--- start of Records to use ---
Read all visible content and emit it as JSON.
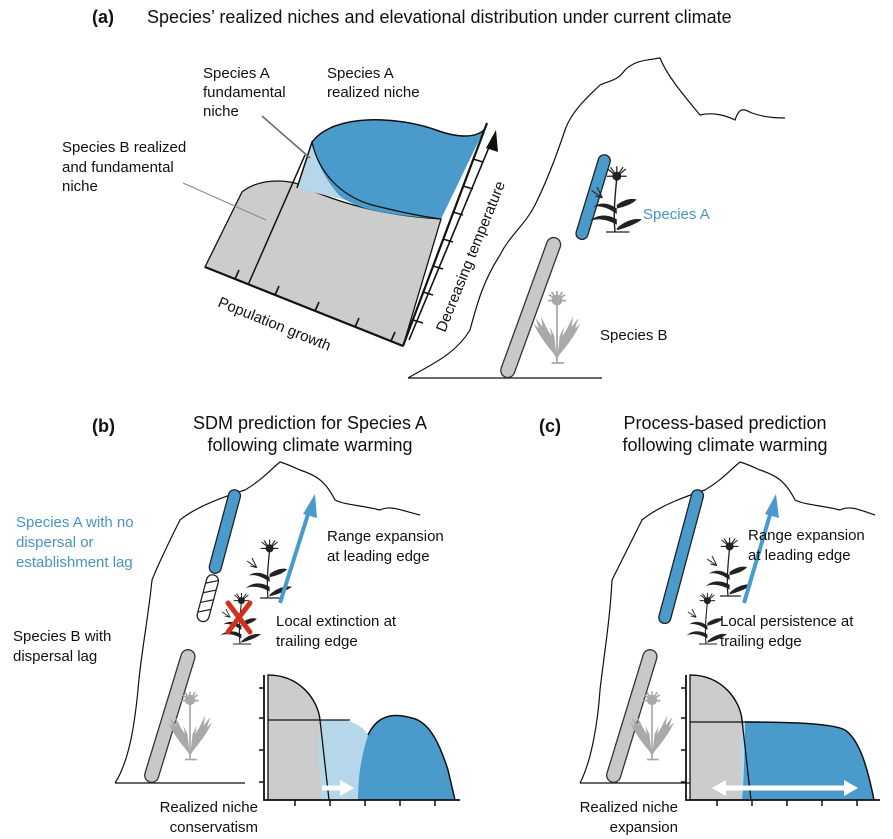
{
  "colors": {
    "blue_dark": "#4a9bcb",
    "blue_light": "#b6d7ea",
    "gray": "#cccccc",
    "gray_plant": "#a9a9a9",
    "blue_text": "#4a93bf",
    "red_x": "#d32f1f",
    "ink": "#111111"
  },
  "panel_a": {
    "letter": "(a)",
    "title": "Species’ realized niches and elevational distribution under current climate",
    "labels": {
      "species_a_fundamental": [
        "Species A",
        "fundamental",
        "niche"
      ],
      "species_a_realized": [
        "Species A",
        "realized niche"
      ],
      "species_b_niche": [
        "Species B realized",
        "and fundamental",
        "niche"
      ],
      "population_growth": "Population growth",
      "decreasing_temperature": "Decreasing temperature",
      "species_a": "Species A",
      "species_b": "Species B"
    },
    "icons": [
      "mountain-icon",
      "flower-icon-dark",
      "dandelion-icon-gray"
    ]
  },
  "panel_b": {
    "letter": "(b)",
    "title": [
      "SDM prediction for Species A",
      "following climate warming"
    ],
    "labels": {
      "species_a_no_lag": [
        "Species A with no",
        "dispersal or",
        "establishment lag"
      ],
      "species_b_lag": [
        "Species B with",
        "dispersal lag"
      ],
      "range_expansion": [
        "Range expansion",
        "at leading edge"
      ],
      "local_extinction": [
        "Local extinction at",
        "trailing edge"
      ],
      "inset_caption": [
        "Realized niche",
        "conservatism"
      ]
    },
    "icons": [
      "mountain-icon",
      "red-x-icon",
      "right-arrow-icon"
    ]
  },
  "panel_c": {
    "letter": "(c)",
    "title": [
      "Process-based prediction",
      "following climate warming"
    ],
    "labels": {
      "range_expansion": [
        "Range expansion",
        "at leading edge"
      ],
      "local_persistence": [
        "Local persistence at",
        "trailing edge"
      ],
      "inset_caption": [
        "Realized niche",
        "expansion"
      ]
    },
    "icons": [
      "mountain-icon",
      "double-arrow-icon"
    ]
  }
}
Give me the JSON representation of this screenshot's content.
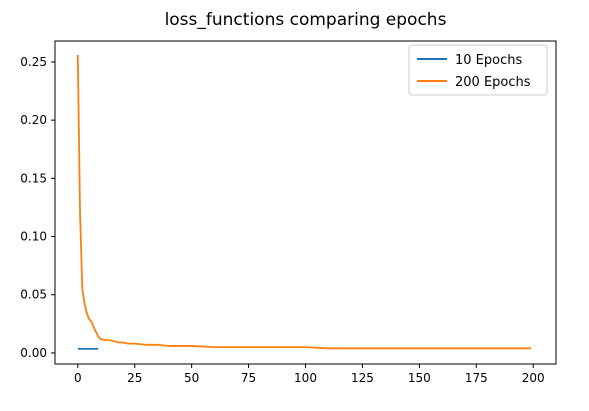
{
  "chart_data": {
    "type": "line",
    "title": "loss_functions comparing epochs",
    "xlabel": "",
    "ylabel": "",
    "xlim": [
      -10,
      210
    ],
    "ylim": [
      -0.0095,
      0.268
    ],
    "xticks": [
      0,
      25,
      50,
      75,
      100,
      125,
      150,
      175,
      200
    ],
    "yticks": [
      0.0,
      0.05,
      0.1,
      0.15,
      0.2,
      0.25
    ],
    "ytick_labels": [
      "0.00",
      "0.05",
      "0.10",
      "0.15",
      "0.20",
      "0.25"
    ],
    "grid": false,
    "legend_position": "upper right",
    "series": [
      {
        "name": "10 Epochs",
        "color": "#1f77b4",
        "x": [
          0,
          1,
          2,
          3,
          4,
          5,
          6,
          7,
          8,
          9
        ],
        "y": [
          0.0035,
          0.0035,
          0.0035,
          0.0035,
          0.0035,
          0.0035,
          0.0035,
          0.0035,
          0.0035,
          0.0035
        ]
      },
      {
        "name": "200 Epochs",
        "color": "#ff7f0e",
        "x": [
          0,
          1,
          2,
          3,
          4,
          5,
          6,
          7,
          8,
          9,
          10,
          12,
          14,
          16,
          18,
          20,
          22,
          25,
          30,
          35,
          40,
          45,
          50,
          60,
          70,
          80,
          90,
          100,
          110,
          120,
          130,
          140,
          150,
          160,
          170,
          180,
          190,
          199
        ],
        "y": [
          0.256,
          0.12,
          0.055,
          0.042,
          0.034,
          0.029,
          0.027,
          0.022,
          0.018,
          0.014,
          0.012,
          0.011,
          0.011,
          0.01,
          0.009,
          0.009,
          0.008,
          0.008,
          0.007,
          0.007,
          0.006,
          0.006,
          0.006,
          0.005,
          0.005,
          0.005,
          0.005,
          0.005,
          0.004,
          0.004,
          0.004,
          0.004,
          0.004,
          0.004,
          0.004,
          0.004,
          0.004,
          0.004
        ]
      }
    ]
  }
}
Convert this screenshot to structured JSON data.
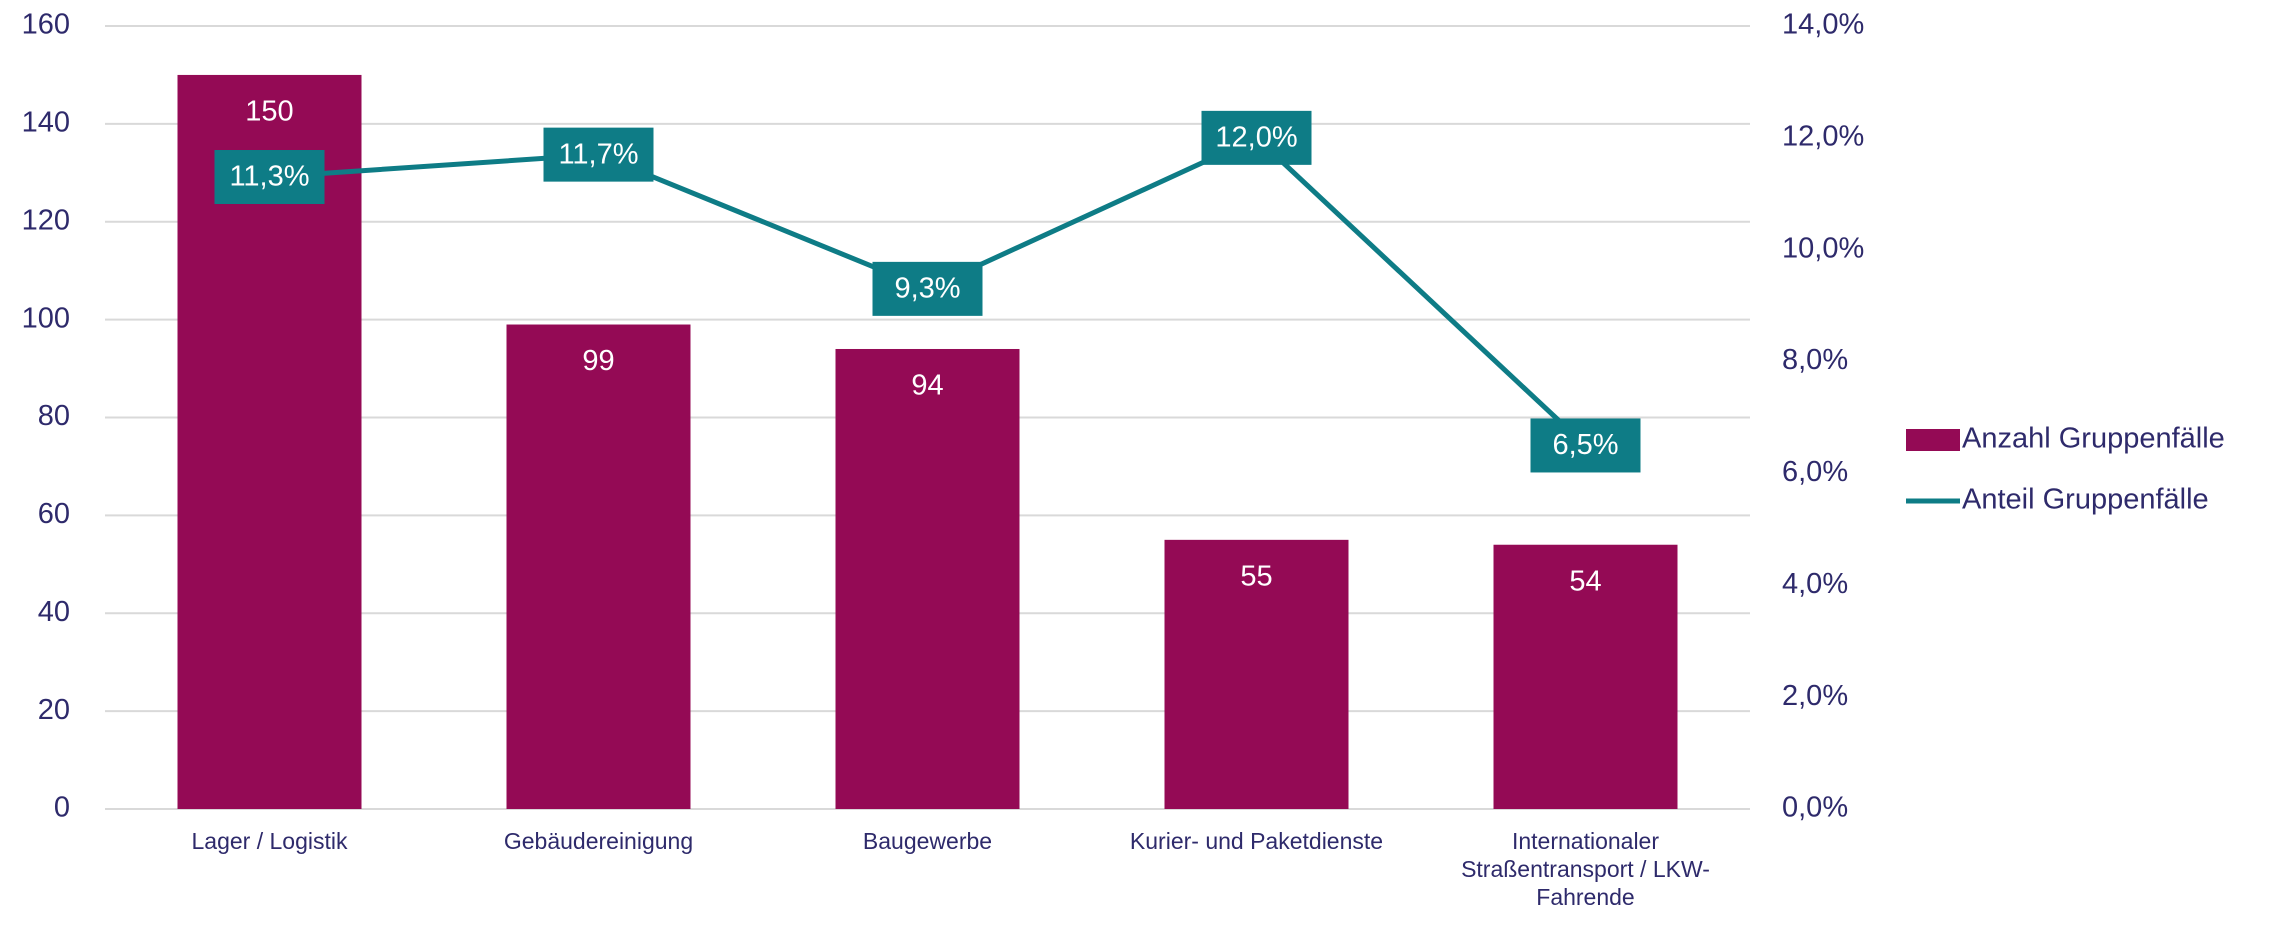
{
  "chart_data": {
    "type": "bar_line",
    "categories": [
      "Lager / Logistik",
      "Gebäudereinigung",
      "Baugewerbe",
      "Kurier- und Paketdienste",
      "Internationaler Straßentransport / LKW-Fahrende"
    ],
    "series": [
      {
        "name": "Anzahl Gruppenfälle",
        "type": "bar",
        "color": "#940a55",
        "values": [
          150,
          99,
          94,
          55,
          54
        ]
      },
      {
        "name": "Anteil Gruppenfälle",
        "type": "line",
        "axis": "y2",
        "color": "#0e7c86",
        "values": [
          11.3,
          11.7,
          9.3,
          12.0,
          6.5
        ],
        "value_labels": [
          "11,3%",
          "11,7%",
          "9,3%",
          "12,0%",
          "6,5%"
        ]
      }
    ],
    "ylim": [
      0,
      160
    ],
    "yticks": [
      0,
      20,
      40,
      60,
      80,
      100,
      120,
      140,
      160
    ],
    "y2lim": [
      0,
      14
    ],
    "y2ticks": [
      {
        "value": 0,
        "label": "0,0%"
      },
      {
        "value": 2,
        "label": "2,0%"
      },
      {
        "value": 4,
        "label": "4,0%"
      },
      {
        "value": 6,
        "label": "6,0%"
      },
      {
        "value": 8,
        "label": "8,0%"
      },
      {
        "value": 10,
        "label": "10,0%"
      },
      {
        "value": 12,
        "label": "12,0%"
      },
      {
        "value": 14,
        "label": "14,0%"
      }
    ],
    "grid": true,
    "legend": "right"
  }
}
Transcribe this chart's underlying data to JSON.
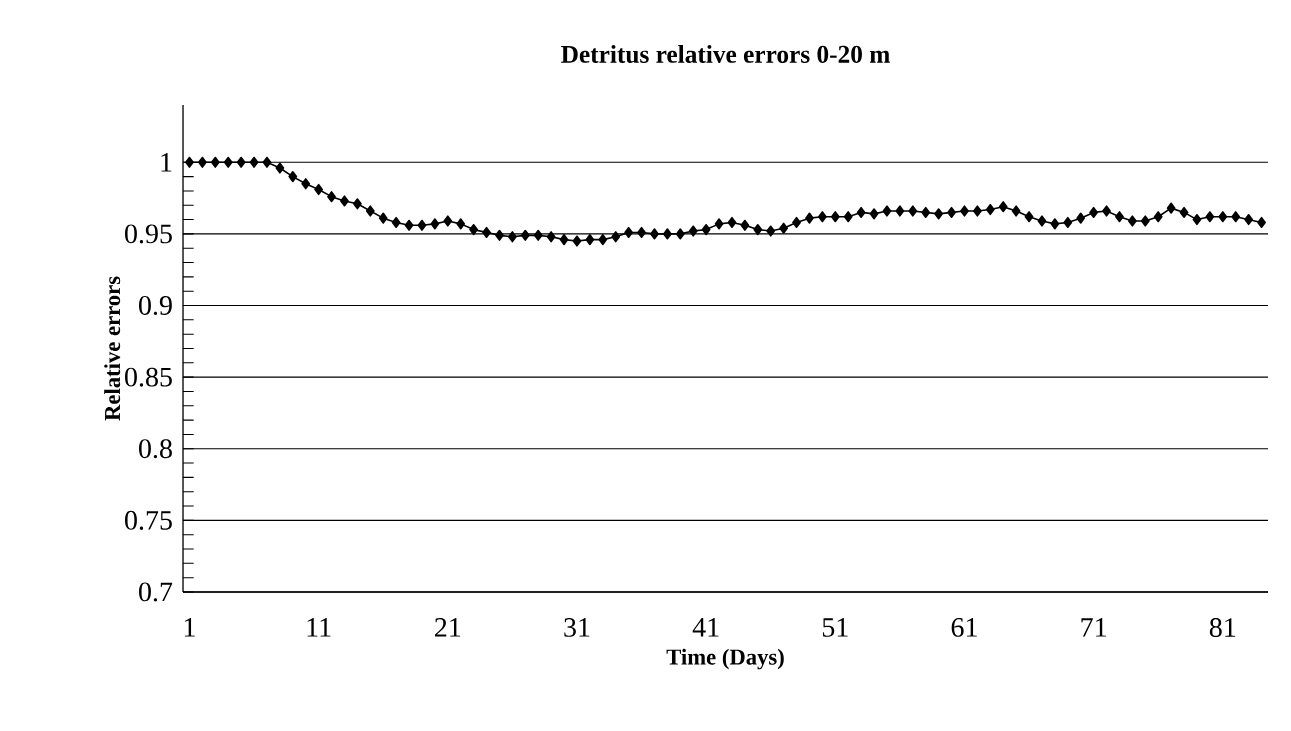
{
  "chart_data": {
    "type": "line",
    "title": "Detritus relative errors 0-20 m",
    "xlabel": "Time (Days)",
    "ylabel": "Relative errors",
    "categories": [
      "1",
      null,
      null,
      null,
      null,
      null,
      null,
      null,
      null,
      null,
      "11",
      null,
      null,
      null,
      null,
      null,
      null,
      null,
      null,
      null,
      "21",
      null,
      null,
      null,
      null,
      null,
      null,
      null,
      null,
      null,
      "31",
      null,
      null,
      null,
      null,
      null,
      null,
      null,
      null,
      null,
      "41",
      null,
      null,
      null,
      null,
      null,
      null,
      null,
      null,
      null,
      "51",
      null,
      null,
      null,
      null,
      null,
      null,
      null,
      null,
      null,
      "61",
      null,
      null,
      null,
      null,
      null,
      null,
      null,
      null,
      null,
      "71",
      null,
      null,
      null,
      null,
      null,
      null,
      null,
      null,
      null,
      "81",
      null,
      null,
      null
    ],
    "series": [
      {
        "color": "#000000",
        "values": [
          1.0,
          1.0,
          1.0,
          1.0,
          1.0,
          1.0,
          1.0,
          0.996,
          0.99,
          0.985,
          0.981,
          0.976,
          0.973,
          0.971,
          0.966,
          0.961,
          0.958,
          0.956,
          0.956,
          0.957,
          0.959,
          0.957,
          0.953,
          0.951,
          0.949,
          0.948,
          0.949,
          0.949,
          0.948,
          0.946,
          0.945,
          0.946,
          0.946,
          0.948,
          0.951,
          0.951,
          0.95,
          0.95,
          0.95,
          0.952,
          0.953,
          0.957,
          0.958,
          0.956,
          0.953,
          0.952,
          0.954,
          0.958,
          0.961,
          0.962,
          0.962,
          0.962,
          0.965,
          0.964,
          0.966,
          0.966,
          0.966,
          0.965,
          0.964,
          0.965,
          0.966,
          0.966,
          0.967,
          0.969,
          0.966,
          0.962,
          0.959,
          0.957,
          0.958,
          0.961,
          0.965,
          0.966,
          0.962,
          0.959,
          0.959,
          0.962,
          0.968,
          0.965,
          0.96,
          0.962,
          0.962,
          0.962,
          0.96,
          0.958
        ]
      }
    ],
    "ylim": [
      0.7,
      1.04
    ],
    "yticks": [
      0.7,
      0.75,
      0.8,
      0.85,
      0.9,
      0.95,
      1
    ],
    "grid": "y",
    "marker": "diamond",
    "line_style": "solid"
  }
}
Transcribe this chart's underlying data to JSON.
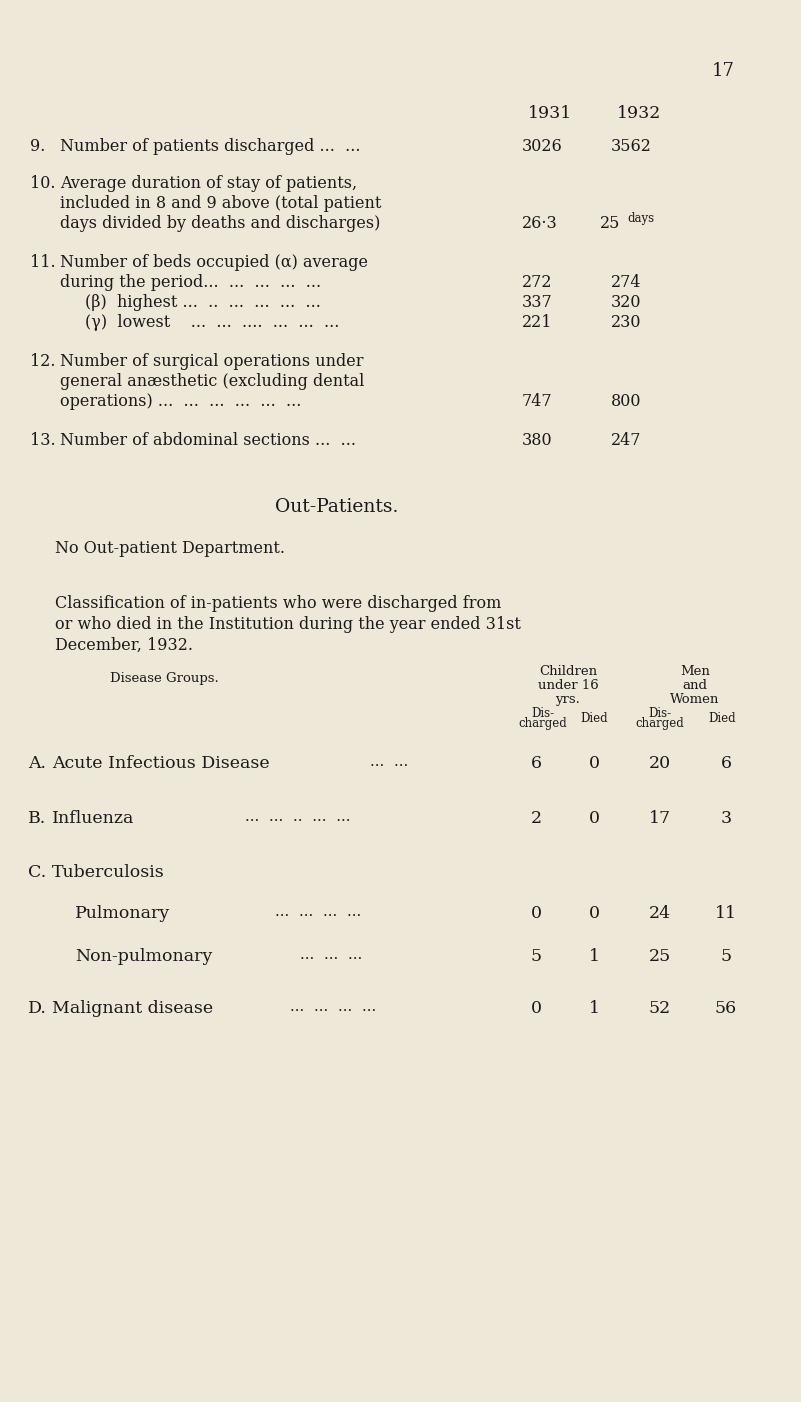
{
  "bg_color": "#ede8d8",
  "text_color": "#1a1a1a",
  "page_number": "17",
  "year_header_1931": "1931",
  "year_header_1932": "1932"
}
--- end of Records to use ---
▶ [Stated goal]: Copy out each line of the records where the string "errors" appears.

▶ [Answer for the task]:
    "title": "Detritus relative errors 0-20 m",
    "ylabel": "Relative errors",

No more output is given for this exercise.